* Your objective *
Repeat the data verbatim, images excluded.

* Record set *
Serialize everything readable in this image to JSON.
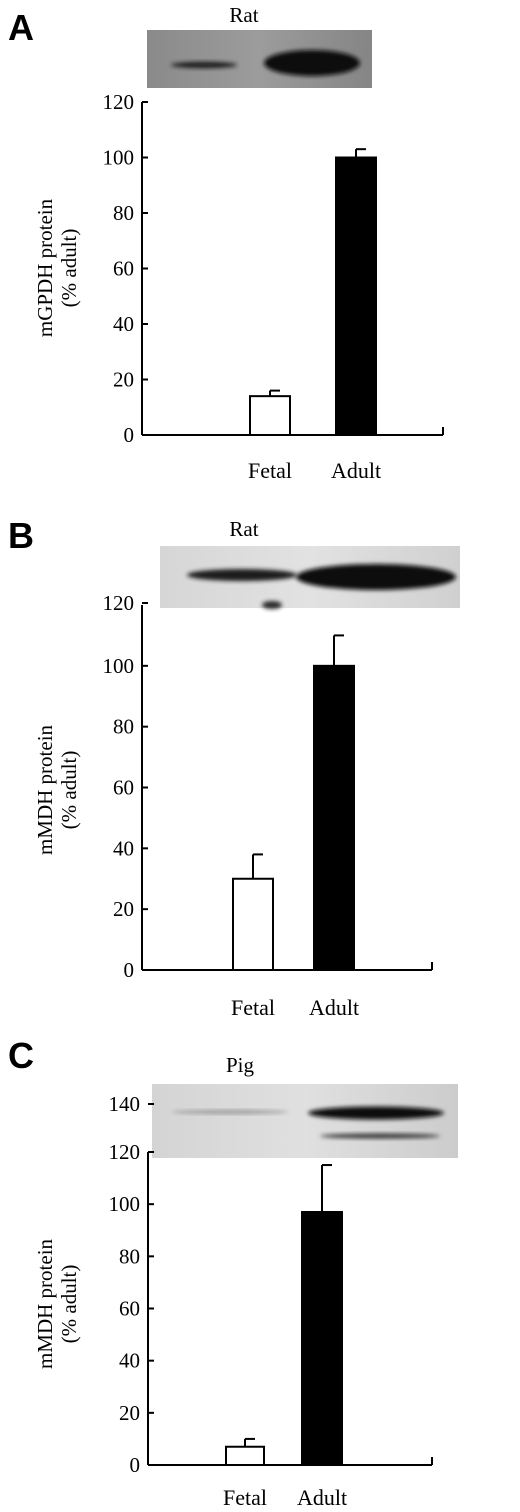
{
  "chart_data": [
    {
      "type": "bar",
      "panel": "A",
      "blot_title": "Rat",
      "ylabel_line1": "mGPDH protein",
      "ylabel_line2": "(% adult)",
      "categories": [
        "Fetal",
        "Adult"
      ],
      "values": [
        14,
        100
      ],
      "errors": [
        2,
        3
      ],
      "bar_colors": [
        "#ffffff",
        "#000000"
      ],
      "ylim": [
        0,
        120
      ],
      "yticks": [
        0,
        20,
        40,
        60,
        80,
        100,
        120
      ],
      "extra_tick_labels": []
    },
    {
      "type": "bar",
      "panel": "B",
      "blot_title": "Rat",
      "ylabel_line1": "mMDH protein",
      "ylabel_line2": "(% adult)",
      "categories": [
        "Fetal",
        "Adult"
      ],
      "values": [
        30,
        100
      ],
      "errors": [
        8,
        10
      ],
      "bar_colors": [
        "#ffffff",
        "#000000"
      ],
      "ylim": [
        0,
        120
      ],
      "yticks": [
        0,
        20,
        40,
        60,
        80,
        100
      ],
      "extra_tick_labels": [
        "120"
      ]
    },
    {
      "type": "bar",
      "panel": "C",
      "blot_title": "Pig",
      "ylabel_line1": "mMDH protein",
      "ylabel_line2": "(% adult)",
      "categories": [
        "Fetal",
        "Adult"
      ],
      "values": [
        7,
        97
      ],
      "errors": [
        3,
        18
      ],
      "bar_colors": [
        "#ffffff",
        "#000000"
      ],
      "ylim": [
        0,
        120
      ],
      "yticks": [
        0,
        20,
        40,
        60,
        80,
        100,
        120
      ],
      "extra_tick_labels": [
        "140"
      ]
    }
  ]
}
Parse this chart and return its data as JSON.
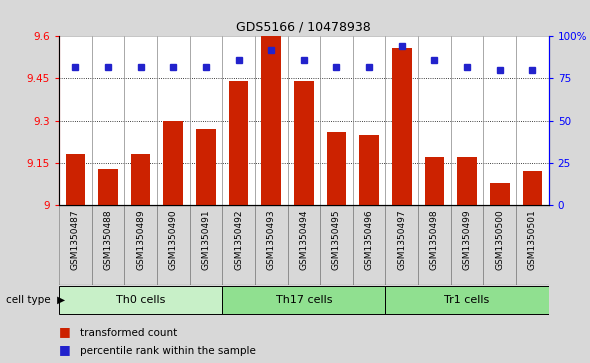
{
  "title": "GDS5166 / 10478938",
  "samples": [
    "GSM1350487",
    "GSM1350488",
    "GSM1350489",
    "GSM1350490",
    "GSM1350491",
    "GSM1350492",
    "GSM1350493",
    "GSM1350494",
    "GSM1350495",
    "GSM1350496",
    "GSM1350497",
    "GSM1350498",
    "GSM1350499",
    "GSM1350500",
    "GSM1350501"
  ],
  "transformed_counts": [
    9.18,
    9.13,
    9.18,
    9.3,
    9.27,
    9.44,
    9.6,
    9.44,
    9.26,
    9.25,
    9.56,
    9.17,
    9.17,
    9.08,
    9.12
  ],
  "percentile_ranks": [
    82,
    82,
    82,
    82,
    82,
    86,
    92,
    86,
    82,
    82,
    94,
    86,
    82,
    80,
    80
  ],
  "cell_groups": [
    {
      "label": "Th0 cells",
      "start": 0,
      "end": 4,
      "color": "#c8f0c8"
    },
    {
      "label": "Th17 cells",
      "start": 5,
      "end": 9,
      "color": "#90e090"
    },
    {
      "label": "Tr1 cells",
      "start": 10,
      "end": 14,
      "color": "#90e090"
    }
  ],
  "ymin": 9.0,
  "ymax": 9.6,
  "yticks": [
    9.0,
    9.15,
    9.3,
    9.45,
    9.6
  ],
  "ytick_labels": [
    "9",
    "9.15",
    "9.3",
    "9.45",
    "9.6"
  ],
  "right_yticks": [
    0,
    25,
    50,
    75,
    100
  ],
  "right_ytick_labels": [
    "0",
    "25",
    "50",
    "75",
    "100%"
  ],
  "bar_color": "#cc2200",
  "dot_color": "#2222cc",
  "bar_width": 0.6,
  "background_color": "#d8d8d8",
  "plot_bg_color": "#ffffff",
  "xlabel_bg_color": "#c8c8c8",
  "cell_type_label": "cell type",
  "legend_transformed": "transformed count",
  "legend_percentile": "percentile rank within the sample",
  "th0_color": "#c8f0c8",
  "th17_color": "#90e090",
  "tr1_color": "#90e090"
}
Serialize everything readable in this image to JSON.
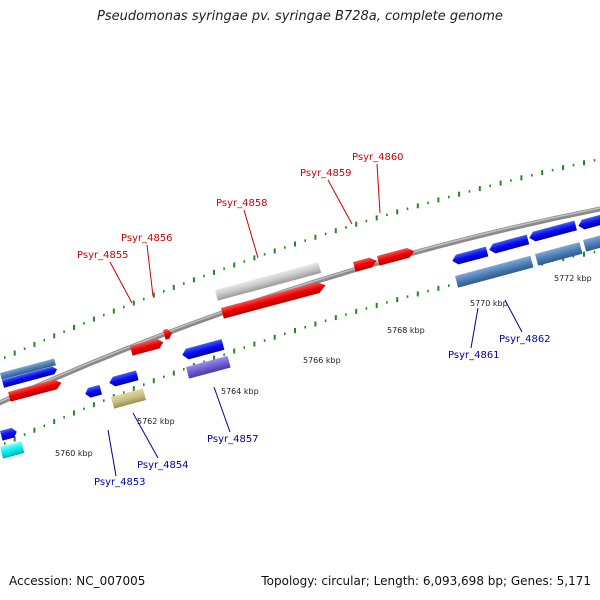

* Exercise answer *
Serialize everything readable in this image to JSON.
{
  "chart_data": [
    {
      "type": "bar",
      "panel": "A",
      "blot_title": "Rat",
      "ylabel_line1": "mGPDH protein",
      "ylabel_line2": "(% adult)",
      "categories": [
        "Fetal",
        "Adult"
      ],
      "values": [
        14,
        100
      ],
      "errors": [
        2,
        3
      ],
      "bar_colors": [
        "#ffffff",
        "#000000"
      ],
      "ylim": [
        0,
        120
      ],
      "yticks": [
        0,
        20,
        40,
        60,
        80,
        100,
        120
      ],
      "extra_tick_labels": []
    },
    {
      "type": "bar",
      "panel": "B",
      "blot_title": "Rat",
      "ylabel_line1": "mMDH protein",
      "ylabel_line2": "(% adult)",
      "categories": [
        "Fetal",
        "Adult"
      ],
      "values": [
        30,
        100
      ],
      "errors": [
        8,
        10
      ],
      "bar_colors": [
        "#ffffff",
        "#000000"
      ],
      "ylim": [
        0,
        120
      ],
      "yticks": [
        0,
        20,
        40,
        60,
        80,
        100
      ],
      "extra_tick_labels": [
        "120"
      ]
    },
    {
      "type": "bar",
      "panel": "C",
      "blot_title": "Pig",
      "ylabel_line1": "mMDH protein",
      "ylabel_line2": "(% adult)",
      "categories": [
        "Fetal",
        "Adult"
      ],
      "values": [
        7,
        97
      ],
      "errors": [
        3,
        18
      ],
      "bar_colors": [
        "#ffffff",
        "#000000"
      ],
      "ylim": [
        0,
        120
      ],
      "yticks": [
        0,
        20,
        40,
        60,
        80,
        100,
        120
      ],
      "extra_tick_labels": [
        "140"
      ]
    }
  ]
}
Parse this chart and return its data as JSON.
{
  "title": "GDS5166 / 10478938",
  "samples": [
    "GSM1350487",
    "GSM1350488",
    "GSM1350489",
    "GSM1350490",
    "GSM1350491",
    "GSM1350492",
    "GSM1350493",
    "GSM1350494",
    "GSM1350495",
    "GSM1350496",
    "GSM1350497",
    "GSM1350498",
    "GSM1350499",
    "GSM1350500",
    "GSM1350501"
  ],
  "transformed_counts": [
    9.18,
    9.13,
    9.18,
    9.3,
    9.27,
    9.44,
    9.6,
    9.44,
    9.26,
    9.25,
    9.56,
    9.17,
    9.17,
    9.08,
    9.12
  ],
  "percentile_ranks": [
    82,
    82,
    82,
    82,
    82,
    86,
    92,
    86,
    82,
    82,
    94,
    86,
    82,
    80,
    80
  ],
  "cell_groups": [
    {
      "label": "Th0 cells",
      "start": 0,
      "end": 4,
      "color": "#c8f0c8"
    },
    {
      "label": "Th17 cells",
      "start": 5,
      "end": 9,
      "color": "#90e090"
    },
    {
      "label": "Tr1 cells",
      "start": 10,
      "end": 14,
      "color": "#90e090"
    }
  ],
  "ymin": 9.0,
  "ymax": 9.6,
  "yticks": [
    9.0,
    9.15,
    9.3,
    9.45,
    9.6
  ],
  "ytick_labels": [
    "9",
    "9.15",
    "9.3",
    "9.45",
    "9.6"
  ],
  "right_yticks": [
    0,
    25,
    50,
    75,
    100
  ],
  "right_ytick_labels": [
    "0",
    "25",
    "50",
    "75",
    "100%"
  ],
  "bar_color": "#cc2200",
  "dot_color": "#2222cc",
  "bar_width": 0.6,
  "background_color": "#d8d8d8",
  "plot_bg_color": "#ffffff",
  "xlabel_bg_color": "#c8c8c8",
  "cell_type_label": "cell type",
  "legend_transformed": "transformed count",
  "legend_percentile": "percentile rank within the sample",
  "th0_color": "#c8f0c8",
  "th17_color": "#90e090",
  "tr1_color": "#90e090"
}
Serialize everything readable in this image to JSON.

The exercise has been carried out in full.